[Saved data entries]
-*-

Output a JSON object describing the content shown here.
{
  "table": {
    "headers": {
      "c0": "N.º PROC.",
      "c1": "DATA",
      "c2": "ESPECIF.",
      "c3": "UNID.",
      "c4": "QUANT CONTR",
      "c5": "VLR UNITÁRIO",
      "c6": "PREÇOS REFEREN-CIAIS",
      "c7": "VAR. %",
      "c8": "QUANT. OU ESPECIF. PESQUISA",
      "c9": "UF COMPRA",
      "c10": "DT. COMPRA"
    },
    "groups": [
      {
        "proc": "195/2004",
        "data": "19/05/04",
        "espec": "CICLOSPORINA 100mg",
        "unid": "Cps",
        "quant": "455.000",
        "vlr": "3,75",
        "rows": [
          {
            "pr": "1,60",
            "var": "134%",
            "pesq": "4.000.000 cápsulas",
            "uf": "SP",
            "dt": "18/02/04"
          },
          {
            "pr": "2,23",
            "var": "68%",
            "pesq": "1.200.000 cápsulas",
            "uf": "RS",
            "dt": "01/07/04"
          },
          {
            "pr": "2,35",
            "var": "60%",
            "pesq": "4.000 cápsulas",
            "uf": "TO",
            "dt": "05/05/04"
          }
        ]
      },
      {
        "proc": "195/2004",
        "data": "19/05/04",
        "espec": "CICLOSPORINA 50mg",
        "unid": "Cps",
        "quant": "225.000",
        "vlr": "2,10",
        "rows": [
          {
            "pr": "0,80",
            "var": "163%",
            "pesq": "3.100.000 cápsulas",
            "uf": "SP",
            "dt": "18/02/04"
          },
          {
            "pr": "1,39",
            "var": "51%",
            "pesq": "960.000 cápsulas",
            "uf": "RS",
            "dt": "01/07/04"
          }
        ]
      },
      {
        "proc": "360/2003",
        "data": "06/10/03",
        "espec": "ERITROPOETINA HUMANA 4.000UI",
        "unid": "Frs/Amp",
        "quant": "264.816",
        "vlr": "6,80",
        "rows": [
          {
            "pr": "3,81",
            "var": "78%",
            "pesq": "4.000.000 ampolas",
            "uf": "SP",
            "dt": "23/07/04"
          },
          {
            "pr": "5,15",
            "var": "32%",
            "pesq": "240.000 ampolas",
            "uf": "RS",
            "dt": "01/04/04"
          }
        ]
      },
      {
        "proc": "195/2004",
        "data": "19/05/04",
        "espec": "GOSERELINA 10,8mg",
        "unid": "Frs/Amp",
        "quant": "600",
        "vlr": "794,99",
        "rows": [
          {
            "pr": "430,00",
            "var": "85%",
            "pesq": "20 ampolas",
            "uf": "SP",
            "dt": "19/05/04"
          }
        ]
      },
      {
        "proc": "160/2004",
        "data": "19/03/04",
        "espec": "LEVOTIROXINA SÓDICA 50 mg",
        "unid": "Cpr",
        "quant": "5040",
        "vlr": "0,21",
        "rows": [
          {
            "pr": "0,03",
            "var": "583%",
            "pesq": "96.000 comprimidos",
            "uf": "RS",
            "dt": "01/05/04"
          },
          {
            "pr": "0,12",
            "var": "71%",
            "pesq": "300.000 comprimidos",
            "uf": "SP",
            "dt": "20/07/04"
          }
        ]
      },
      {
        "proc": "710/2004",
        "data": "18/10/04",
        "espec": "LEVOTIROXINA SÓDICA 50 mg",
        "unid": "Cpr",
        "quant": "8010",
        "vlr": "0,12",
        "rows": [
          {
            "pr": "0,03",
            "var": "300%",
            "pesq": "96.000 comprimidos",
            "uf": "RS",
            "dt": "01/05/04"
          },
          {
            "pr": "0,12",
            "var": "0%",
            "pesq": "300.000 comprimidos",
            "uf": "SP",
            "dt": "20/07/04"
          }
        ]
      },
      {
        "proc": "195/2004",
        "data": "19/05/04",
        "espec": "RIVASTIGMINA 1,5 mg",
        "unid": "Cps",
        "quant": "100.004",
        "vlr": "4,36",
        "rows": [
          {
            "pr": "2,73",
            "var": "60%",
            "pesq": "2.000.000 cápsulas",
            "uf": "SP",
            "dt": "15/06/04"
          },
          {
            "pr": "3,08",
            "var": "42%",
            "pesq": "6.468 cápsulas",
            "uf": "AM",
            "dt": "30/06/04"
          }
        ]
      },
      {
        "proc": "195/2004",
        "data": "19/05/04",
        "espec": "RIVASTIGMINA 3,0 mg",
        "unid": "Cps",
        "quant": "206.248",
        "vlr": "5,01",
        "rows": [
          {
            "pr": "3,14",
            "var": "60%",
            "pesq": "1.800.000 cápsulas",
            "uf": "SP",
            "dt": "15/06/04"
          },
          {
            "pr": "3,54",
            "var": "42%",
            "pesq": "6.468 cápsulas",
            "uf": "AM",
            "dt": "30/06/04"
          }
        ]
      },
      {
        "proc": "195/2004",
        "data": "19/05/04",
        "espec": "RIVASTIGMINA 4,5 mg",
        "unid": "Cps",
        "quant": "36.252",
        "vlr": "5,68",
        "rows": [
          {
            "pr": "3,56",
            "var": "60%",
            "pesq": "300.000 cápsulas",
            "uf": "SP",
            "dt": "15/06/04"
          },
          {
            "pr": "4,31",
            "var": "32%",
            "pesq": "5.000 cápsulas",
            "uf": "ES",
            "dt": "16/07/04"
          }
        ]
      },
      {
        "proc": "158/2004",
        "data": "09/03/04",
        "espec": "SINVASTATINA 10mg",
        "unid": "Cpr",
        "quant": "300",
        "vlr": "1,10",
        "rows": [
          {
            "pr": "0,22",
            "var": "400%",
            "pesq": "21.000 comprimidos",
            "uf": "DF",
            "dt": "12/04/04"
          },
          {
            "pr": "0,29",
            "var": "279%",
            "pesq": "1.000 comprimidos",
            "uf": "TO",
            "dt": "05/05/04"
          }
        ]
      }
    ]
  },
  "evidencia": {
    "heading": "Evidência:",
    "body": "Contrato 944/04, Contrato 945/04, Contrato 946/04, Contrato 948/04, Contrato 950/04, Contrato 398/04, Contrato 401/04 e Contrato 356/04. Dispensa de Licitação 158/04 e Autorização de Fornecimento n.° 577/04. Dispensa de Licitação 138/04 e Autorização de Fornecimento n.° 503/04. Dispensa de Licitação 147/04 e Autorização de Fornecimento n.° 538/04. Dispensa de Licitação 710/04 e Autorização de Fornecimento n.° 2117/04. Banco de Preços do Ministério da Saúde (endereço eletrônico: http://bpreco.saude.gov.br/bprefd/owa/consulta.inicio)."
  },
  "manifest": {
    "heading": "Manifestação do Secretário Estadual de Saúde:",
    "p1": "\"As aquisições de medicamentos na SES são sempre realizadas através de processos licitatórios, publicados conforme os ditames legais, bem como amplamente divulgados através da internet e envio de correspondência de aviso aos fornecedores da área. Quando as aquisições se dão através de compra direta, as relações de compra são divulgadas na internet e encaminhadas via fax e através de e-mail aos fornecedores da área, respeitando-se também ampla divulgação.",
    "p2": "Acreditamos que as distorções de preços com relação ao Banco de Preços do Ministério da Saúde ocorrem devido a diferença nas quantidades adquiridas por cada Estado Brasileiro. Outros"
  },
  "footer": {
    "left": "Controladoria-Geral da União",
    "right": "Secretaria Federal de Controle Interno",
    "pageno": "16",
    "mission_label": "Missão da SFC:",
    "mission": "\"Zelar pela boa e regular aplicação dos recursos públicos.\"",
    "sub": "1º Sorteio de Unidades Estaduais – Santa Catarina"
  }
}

-*-

Do this =
Write out every entry word for word.

Response below =
Output a JSON object describing the content shown here.
{
  "table": {
    "headers": {
      "c0": "N.º PROC.",
      "c1": "DATA",
      "c2": "ESPECIF.",
      "c3": "UNID.",
      "c4": "QUANT CONTR",
      "c5": "VLR UNITÁRIO",
      "c6": "PREÇOS REFEREN-CIAIS",
      "c7": "VAR. %",
      "c8": "QUANT. OU ESPECIF. PESQUISA",
      "c9": "UF COMPRA",
      "c10": "DT. COMPRA"
    },
    "groups": [
      {
        "proc": "195/2004",
        "data": "19/05/04",
        "espec": "CICLOSPORINA 100mg",
        "unid": "Cps",
        "quant": "455.000",
        "vlr": "3,75",
        "rows": [
          {
            "pr": "1,60",
            "var": "134%",
            "pesq": "4.000.000 cápsulas",
            "uf": "SP",
            "dt": "18/02/04"
          },
          {
            "pr": "2,23",
            "var": "68%",
            "pesq": "1.200.000 cápsulas",
            "uf": "RS",
            "dt": "01/07/04"
          },
          {
            "pr": "2,35",
            "var": "60%",
            "pesq": "4.000 cápsulas",
            "uf": "TO",
            "dt": "05/05/04"
          }
        ]
      },
      {
        "proc": "195/2004",
        "data": "19/05/04",
        "espec": "CICLOSPORINA 50mg",
        "unid": "Cps",
        "quant": "225.000",
        "vlr": "2,10",
        "rows": [
          {
            "pr": "0,80",
            "var": "163%",
            "pesq": "3.100.000 cápsulas",
            "uf": "SP",
            "dt": "18/02/04"
          },
          {
            "pr": "1,39",
            "var": "51%",
            "pesq": "960.000 cápsulas",
            "uf": "RS",
            "dt": "01/07/04"
          }
        ]
      },
      {
        "proc": "360/2003",
        "data": "06/10/03",
        "espec": "ERITROPOETINA HUMANA 4.000UI",
        "unid": "Frs/Amp",
        "quant": "264.816",
        "vlr": "6,80",
        "rows": [
          {
            "pr": "3,81",
            "var": "78%",
            "pesq": "4.000.000 ampolas",
            "uf": "SP",
            "dt": "23/07/04"
          },
          {
            "pr": "5,15",
            "var": "32%",
            "pesq": "240.000 ampolas",
            "uf": "RS",
            "dt": "01/04/04"
          }
        ]
      },
      {
        "proc": "195/2004",
        "data": "19/05/04",
        "espec": "GOSERELINA 10,8mg",
        "unid": "Frs/Amp",
        "quant": "600",
        "vlr": "794,99",
        "rows": [
          {
            "pr": "430,00",
            "var": "85%",
            "pesq": "20 ampolas",
            "uf": "SP",
            "dt": "19/05/04"
          }
        ]
      },
      {
        "proc": "160/2004",
        "data": "19/03/04",
        "espec": "LEVOTIROXINA SÓDICA 50 mg",
        "unid": "Cpr",
        "quant": "5040",
        "vlr": "0,21",
        "rows": [
          {
            "pr": "0,03",
            "var": "583%",
            "pesq": "96.000 comprimidos",
            "uf": "RS",
            "dt": "01/05/04"
          },
          {
            "pr": "0,12",
            "var": "71%",
            "pesq": "300.000 comprimidos",
            "uf": "SP",
            "dt": "20/07/04"
          }
        ]
      },
      {
        "proc": "710/2004",
        "data": "18/10/04",
        "espec": "LEVOTIROXINA SÓDICA 50 mg",
        "unid": "Cpr",
        "quant": "8010",
        "vlr": "0,12",
        "rows": [
          {
            "pr": "0,03",
            "var": "300%",
            "pesq": "96.000 comprimidos",
            "uf": "RS",
            "dt": "01/05/04"
          },
          {
            "pr": "0,12",
            "var": "0%",
            "pesq": "300.000 comprimidos",
            "uf": "SP",
            "dt": "20/07/04"
          }
        ]
      },
      {
        "proc": "195/2004",
        "data": "19/05/04",
        "espec": "RIVASTIGMINA 1,5 mg",
        "unid": "Cps",
        "quant": "100.004",
        "vlr": "4,36",
        "rows": [
          {
            "pr": "2,73",
            "var": "60%",
            "pesq": "2.000.000 cápsulas",
            "uf": "SP",
            "dt": "15/06/04"
          },
          {
            "pr": "3,08",
            "var": "42%",
            "pesq": "6.468 cápsulas",
            "uf": "AM",
            "dt": "30/06/04"
          }
        ]
      },
      {
        "proc": "195/2004",
        "data": "19/05/04",
        "espec": "RIVASTIGMINA 3,0 mg",
        "unid": "Cps",
        "quant": "206.248",
        "vlr": "5,01",
        "rows": [
          {
            "pr": "3,14",
            "var": "60%",
            "pesq": "1.800.000 cápsulas",
            "uf": "SP",
            "dt": "15/06/04"
          },
          {
            "pr": "3,54",
            "var": "42%",
            "pesq": "6.468 cápsulas",
            "uf": "AM",
            "dt": "30/06/04"
          }
        ]
      },
      {
        "proc": "195/2004",
        "data": "19/05/04",
        "espec": "RIVASTIGMINA 4,5 mg",
        "unid": "Cps",
        "quant": "36.252",
        "vlr": "5,68",
        "rows": [
          {
            "pr": "3,56",
            "var": "60%",
            "pesq": "300.000 cápsulas",
            "uf": "SP",
            "dt": "15/06/04"
          },
          {
            "pr": "4,31",
            "var": "32%",
            "pesq": "5.000 cápsulas",
            "uf": "ES",
            "dt": "16/07/04"
          }
        ]
      },
      {
        "proc": "158/2004",
        "data": "09/03/04",
        "espec": "SINVASTATINA 10mg",
        "unid": "Cpr",
        "quant": "300",
        "vlr": "1,10",
        "rows": [
          {
            "pr": "0,22",
            "var": "400%",
            "pesq": "21.000 comprimidos",
            "uf": "DF",
            "dt": "12/04/04"
          },
          {
            "pr": "0,29",
            "var": "279%",
            "pesq": "1.000 comprimidos",
            "uf": "TO",
            "dt": "05/05/04"
          }
        ]
      }
    ]
  },
  "evidencia": {
    "heading": "Evidência:",
    "body": "Contrato 944/04, Contrato 945/04, Contrato 946/04, Contrato 948/04, Contrato 950/04, Contrato 398/04, Contrato 401/04 e Contrato 356/04. Dispensa de Licitação 158/04 e Autorização de Fornecimento n.° 577/04. Dispensa de Licitação 138/04 e Autorização de Fornecimento n.° 503/04. Dispensa de Licitação 147/04 e Autorização de Fornecimento n.° 538/04. Dispensa de Licitação 710/04 e Autorização de Fornecimento n.° 2117/04. Banco de Preços do Ministério da Saúde (endereço eletrônico: http://bpreco.saude.gov.br/bprefd/owa/consulta.inicio)."
  },
  "manifest": {
    "heading": "Manifestação do Secretário Estadual de Saúde:",
    "p1": "\"As aquisições de medicamentos na SES são sempre realizadas através de processos licitatórios, publicados conforme os ditames legais, bem como amplamente divulgados através da internet e envio de correspondência de aviso aos fornecedores da área. Quando as aquisições se dão através de compra direta, as relações de compra são divulgadas na internet e encaminhadas via fax e através de e-mail aos fornecedores da área, respeitando-se também ampla divulgação.",
    "p2": "Acreditamos que as distorções de preços com relação ao Banco de Preços do Ministério da Saúde ocorrem devido a diferença nas quantidades adquiridas por cada Estado Brasileiro. Outros"
  },
  "footer": {
    "left": "Controladoria-Geral da União",
    "right": "Secretaria Federal de Controle Interno",
    "pageno": "16",
    "mission_label": "Missão da SFC:",
    "mission": "\"Zelar pela boa e regular aplicação dos recursos públicos.\"",
    "sub": "1º Sorteio de Unidades Estaduais – Santa Catarina"
  }
}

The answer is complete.